AIM OF THE EXERCISE: Quote the data word for word, from its first line through the line containing "dealer-card-header: 8: [892, 84, 907, 115]".

DATA FOR THE TASK:
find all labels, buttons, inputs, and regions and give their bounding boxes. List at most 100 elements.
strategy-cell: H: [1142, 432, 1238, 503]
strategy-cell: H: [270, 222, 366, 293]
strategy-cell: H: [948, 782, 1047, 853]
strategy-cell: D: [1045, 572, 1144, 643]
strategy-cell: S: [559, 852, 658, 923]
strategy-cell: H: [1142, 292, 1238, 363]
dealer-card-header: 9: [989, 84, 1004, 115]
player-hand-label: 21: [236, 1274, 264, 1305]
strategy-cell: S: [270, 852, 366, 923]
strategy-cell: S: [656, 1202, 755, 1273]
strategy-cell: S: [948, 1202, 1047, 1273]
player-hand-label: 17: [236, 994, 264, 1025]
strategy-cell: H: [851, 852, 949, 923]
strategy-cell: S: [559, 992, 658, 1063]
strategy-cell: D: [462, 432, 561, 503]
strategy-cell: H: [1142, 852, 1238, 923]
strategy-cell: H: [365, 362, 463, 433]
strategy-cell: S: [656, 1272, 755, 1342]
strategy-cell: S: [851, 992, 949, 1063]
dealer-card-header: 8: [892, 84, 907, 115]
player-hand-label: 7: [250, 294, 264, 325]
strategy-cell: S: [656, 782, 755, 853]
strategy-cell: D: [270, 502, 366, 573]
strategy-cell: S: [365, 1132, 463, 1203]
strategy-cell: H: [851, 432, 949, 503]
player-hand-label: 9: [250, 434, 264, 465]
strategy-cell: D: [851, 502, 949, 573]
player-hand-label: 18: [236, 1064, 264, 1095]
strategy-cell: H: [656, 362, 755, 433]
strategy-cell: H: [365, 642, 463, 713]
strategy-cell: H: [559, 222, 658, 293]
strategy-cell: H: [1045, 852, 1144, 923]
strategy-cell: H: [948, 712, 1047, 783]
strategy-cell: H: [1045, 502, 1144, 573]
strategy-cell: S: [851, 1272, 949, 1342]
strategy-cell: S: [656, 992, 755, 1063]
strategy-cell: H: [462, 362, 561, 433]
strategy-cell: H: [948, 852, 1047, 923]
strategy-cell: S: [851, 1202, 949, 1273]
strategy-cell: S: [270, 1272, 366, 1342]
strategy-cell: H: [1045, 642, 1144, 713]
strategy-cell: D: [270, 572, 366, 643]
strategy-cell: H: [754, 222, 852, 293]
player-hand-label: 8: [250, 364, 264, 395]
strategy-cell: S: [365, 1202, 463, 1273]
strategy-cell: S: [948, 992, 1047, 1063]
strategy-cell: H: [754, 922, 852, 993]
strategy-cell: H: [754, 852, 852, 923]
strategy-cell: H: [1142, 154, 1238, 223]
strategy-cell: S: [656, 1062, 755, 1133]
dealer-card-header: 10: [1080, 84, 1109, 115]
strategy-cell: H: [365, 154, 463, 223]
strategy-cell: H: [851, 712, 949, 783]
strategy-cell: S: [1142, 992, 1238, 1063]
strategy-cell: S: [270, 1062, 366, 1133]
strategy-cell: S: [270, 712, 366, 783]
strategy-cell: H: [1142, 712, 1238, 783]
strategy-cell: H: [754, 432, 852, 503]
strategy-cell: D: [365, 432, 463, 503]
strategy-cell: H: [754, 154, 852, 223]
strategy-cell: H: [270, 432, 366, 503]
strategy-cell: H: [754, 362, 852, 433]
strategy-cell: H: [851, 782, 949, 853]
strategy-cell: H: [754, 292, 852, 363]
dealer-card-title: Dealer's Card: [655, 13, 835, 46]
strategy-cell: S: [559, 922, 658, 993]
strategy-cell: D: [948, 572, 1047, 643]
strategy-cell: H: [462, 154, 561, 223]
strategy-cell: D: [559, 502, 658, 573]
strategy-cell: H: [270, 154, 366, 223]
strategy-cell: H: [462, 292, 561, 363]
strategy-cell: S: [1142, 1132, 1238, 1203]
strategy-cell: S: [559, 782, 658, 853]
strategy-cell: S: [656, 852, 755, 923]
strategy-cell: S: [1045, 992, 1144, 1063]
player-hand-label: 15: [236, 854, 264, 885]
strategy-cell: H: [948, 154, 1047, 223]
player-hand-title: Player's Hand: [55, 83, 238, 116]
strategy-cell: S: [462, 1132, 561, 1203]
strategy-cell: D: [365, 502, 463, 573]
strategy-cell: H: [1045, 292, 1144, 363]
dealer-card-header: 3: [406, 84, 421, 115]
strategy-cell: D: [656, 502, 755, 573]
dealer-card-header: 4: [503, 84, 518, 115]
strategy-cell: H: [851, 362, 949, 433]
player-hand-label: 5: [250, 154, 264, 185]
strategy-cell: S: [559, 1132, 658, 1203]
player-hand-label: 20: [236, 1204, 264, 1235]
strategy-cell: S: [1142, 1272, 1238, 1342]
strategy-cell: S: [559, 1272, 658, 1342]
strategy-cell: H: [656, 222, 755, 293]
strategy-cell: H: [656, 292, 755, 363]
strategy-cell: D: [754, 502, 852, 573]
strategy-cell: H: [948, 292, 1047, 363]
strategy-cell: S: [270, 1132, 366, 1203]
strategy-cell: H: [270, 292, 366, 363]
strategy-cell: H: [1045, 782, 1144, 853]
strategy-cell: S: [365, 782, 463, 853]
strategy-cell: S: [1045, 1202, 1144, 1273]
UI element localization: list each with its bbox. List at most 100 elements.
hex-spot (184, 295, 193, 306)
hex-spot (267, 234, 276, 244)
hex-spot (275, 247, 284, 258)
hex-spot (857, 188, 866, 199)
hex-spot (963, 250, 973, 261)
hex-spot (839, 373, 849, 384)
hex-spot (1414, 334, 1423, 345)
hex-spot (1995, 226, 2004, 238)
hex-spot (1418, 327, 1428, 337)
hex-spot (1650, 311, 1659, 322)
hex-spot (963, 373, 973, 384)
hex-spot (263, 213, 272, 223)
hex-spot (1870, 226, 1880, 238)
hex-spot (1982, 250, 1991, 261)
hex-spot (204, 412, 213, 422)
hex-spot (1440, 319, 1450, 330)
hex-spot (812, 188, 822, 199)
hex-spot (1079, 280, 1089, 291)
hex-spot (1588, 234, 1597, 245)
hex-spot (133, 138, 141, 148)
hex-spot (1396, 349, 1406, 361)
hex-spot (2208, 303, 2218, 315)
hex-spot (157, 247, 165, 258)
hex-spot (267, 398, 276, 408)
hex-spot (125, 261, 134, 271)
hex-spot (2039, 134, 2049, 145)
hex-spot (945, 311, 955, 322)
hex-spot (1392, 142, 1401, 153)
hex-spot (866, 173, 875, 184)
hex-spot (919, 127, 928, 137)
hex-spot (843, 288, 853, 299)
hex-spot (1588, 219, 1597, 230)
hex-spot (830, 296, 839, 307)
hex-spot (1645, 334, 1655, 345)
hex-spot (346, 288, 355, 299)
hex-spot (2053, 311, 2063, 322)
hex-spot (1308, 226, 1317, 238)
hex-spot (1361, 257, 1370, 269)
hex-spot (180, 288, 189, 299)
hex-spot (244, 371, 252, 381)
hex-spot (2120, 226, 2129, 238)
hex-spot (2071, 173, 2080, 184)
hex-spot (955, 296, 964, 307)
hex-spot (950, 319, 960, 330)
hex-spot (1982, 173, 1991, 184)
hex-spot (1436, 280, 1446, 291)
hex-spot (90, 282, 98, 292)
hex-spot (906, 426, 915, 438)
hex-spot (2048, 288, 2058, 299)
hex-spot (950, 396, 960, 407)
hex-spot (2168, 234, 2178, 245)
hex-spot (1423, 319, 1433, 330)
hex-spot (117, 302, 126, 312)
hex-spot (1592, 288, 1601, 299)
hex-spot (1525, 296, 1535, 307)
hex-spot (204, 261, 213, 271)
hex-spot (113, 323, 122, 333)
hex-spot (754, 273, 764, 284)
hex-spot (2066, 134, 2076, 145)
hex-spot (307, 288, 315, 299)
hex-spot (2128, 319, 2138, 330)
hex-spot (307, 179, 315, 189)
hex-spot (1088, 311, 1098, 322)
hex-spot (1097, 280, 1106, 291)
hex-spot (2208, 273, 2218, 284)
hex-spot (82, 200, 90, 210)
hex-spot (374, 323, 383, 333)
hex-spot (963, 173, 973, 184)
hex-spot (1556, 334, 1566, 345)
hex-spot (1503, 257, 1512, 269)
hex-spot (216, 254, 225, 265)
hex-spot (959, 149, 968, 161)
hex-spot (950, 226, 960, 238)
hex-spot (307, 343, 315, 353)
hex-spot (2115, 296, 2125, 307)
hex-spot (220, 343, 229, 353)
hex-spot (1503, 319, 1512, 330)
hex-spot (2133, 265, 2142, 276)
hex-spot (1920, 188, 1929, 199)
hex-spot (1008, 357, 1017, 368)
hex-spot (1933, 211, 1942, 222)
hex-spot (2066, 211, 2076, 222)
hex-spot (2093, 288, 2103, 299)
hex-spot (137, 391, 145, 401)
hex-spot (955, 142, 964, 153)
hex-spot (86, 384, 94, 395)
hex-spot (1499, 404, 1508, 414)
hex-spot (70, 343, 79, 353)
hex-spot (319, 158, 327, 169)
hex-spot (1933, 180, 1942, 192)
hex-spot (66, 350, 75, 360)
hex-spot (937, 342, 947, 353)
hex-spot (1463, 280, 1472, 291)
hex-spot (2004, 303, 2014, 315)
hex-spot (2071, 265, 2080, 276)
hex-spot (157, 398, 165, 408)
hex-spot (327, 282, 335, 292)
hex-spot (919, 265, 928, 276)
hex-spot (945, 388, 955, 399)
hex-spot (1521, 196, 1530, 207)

RESULT FOR THIS TASK:
find all labels, buttons, inputs, and regions and give their bounding boxes. List at most 100 elements.
strategy-cell: H: [1142, 432, 1238, 503]
strategy-cell: H: [270, 222, 366, 293]
strategy-cell: H: [948, 782, 1047, 853]
strategy-cell: D: [1045, 572, 1144, 643]
strategy-cell: S: [559, 852, 658, 923]
strategy-cell: H: [1142, 292, 1238, 363]
dealer-card-header: 9: [989, 84, 1004, 115]
player-hand-label: 21: [236, 1274, 264, 1305]
strategy-cell: S: [270, 852, 366, 923]
strategy-cell: S: [656, 1202, 755, 1273]
strategy-cell: S: [948, 1202, 1047, 1273]
player-hand-label: 17: [236, 994, 264, 1025]
strategy-cell: H: [851, 852, 949, 923]
strategy-cell: S: [559, 992, 658, 1063]
strategy-cell: D: [462, 432, 561, 503]
strategy-cell: H: [1142, 852, 1238, 923]
strategy-cell: H: [365, 362, 463, 433]
strategy-cell: S: [656, 1272, 755, 1342]
strategy-cell: S: [851, 992, 949, 1063]
dealer-card-header: 8: [892, 84, 907, 115]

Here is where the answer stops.